> Required work:
Copy every entry word for word, but skip the pictures.

> Raw records:
□ □ □ □ □ □ □
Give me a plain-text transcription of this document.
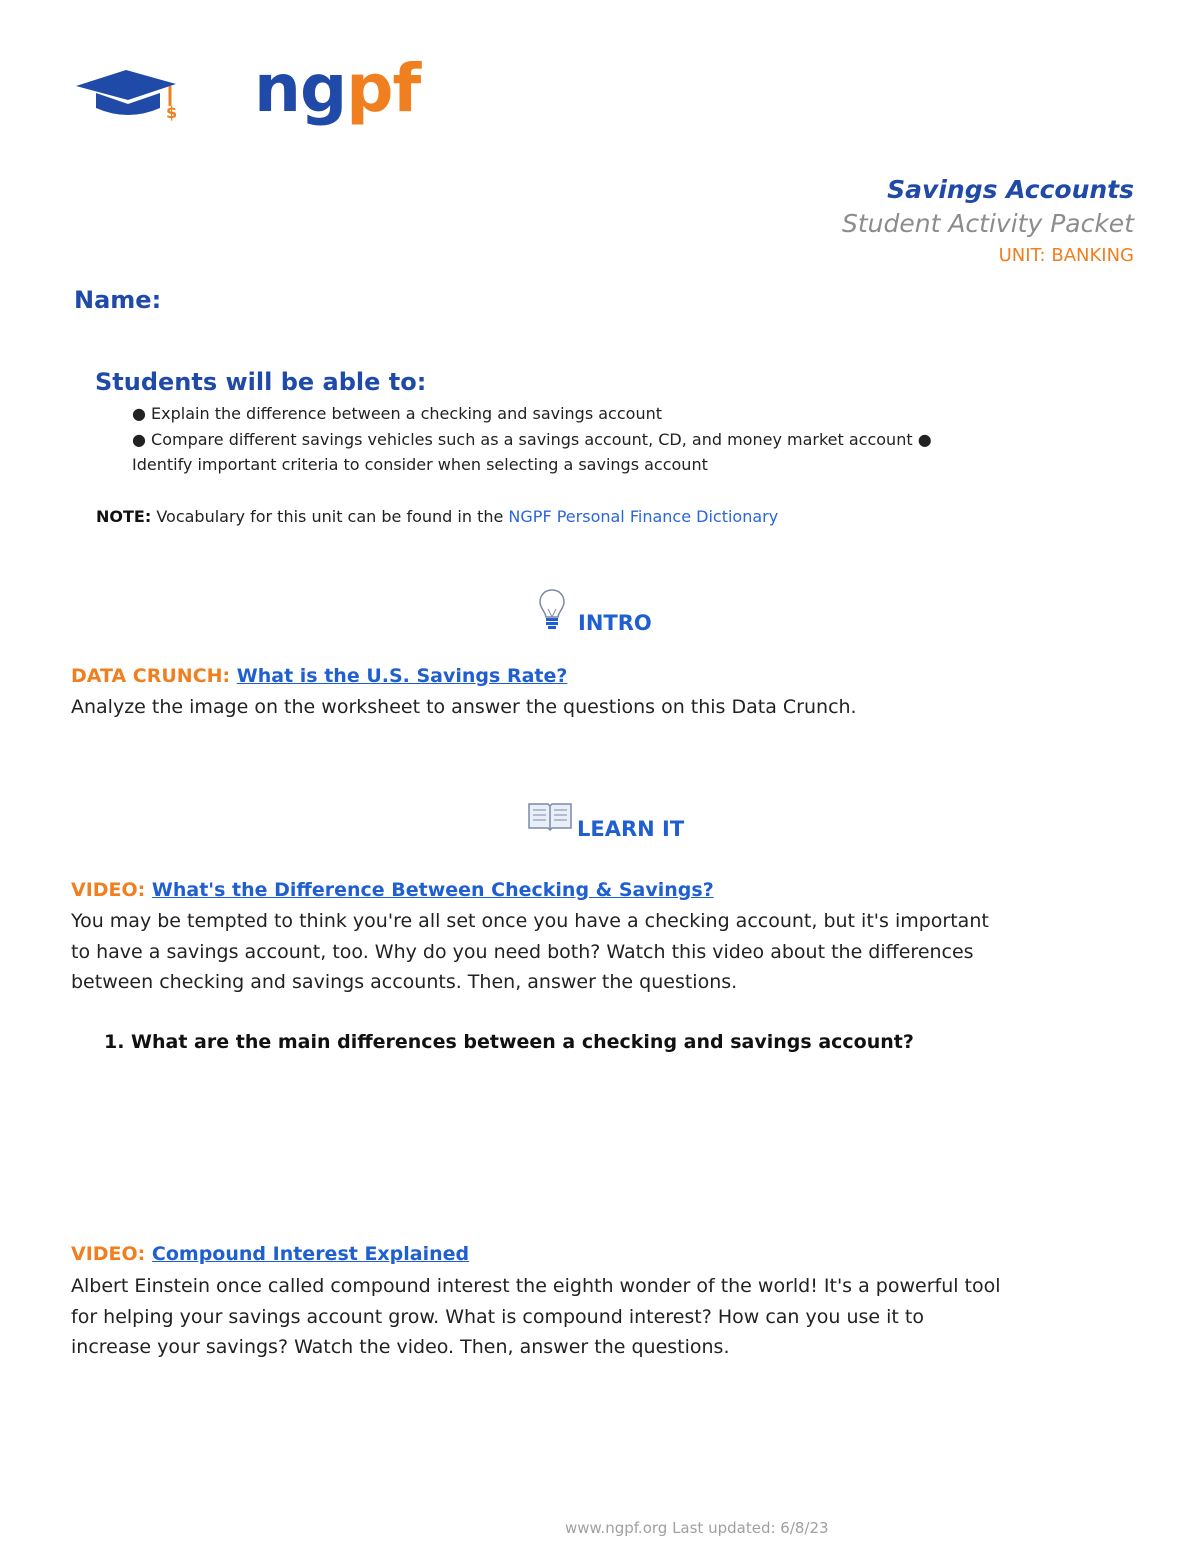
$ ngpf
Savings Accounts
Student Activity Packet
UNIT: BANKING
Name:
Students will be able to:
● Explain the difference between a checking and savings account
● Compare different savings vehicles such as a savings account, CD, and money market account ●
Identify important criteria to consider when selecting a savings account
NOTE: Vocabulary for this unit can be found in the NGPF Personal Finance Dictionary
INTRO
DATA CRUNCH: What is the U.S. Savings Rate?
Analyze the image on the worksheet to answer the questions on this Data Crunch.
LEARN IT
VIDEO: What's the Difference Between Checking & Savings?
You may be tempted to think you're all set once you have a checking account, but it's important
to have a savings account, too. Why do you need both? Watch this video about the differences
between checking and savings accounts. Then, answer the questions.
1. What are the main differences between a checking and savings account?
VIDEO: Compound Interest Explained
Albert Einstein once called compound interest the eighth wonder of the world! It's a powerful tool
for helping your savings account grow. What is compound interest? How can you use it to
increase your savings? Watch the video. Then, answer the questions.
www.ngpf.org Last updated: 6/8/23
□ □ □ □ □ □ □
> Exercise output:
Give me a plain-text transcription of this document.
$ ngpf
Savings Accounts
Student Activity Packet
UNIT: BANKING
Name:
Students will be able to:
● Explain the difference between a checking and savings account
● Compare different savings vehicles such as a savings account, CD, and money market account ●
Identify important criteria to consider when selecting a savings account
NOTE: Vocabulary for this unit can be found in the NGPF Personal Finance Dictionary
INTRO
DATA CRUNCH: What is the U.S. Savings Rate?
Analyze the image on the worksheet to answer the questions on this Data Crunch.
LEARN IT
VIDEO: What's the Difference Between Checking & Savings?
You may be tempted to think you're all set once you have a checking account, but it's important
to have a savings account, too. Why do you need both? Watch this video about the differences
between checking and savings accounts. Then, answer the questions.
1. What are the main differences between a checking and savings account?
VIDEO: Compound Interest Explained
Albert Einstein once called compound interest the eighth wonder of the world! It's a powerful tool
for helping your savings account grow. What is compound interest? How can you use it to
increase your savings? Watch the video. Then, answer the questions.
www.ngpf.org Last updated: 6/8/23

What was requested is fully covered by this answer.